Dataset records:
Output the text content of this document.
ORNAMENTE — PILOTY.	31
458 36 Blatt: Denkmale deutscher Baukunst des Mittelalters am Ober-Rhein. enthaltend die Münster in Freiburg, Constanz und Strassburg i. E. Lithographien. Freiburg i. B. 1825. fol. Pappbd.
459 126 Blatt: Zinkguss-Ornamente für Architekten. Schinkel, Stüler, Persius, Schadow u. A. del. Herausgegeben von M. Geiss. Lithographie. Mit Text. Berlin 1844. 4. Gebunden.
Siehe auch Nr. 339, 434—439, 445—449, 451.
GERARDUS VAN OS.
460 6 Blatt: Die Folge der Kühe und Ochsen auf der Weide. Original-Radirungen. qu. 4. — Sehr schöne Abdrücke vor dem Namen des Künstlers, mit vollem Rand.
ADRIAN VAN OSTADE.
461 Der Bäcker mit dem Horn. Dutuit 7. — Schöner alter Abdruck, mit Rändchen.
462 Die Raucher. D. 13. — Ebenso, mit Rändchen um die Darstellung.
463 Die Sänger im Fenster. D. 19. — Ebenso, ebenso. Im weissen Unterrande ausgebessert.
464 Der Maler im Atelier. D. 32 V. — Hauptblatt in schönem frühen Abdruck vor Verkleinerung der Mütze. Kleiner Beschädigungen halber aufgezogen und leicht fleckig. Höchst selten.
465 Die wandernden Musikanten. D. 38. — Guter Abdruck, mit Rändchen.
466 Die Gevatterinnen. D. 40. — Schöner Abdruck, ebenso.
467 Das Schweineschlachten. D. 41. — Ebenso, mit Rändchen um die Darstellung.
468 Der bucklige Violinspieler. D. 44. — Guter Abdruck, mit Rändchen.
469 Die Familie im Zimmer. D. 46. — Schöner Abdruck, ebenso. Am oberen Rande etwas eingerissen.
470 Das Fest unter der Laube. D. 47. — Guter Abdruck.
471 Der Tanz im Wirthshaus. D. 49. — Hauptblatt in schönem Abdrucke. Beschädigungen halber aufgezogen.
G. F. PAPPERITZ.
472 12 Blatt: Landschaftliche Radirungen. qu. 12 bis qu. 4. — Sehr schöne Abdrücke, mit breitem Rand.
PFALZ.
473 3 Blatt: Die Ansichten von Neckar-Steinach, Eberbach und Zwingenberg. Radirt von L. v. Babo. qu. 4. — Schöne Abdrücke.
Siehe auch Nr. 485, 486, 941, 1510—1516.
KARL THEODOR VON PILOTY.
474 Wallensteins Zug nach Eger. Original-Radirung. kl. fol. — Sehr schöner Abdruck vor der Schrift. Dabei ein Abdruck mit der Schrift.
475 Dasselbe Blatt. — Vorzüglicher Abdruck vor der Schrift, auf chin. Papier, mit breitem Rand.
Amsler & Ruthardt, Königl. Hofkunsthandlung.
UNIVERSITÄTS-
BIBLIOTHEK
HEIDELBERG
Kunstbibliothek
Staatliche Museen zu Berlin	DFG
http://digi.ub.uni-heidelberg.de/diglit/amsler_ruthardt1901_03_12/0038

Short exercise
Check each line of the data above for the word "Original", then state how many lines have it. Give the number alone.

Correct response
2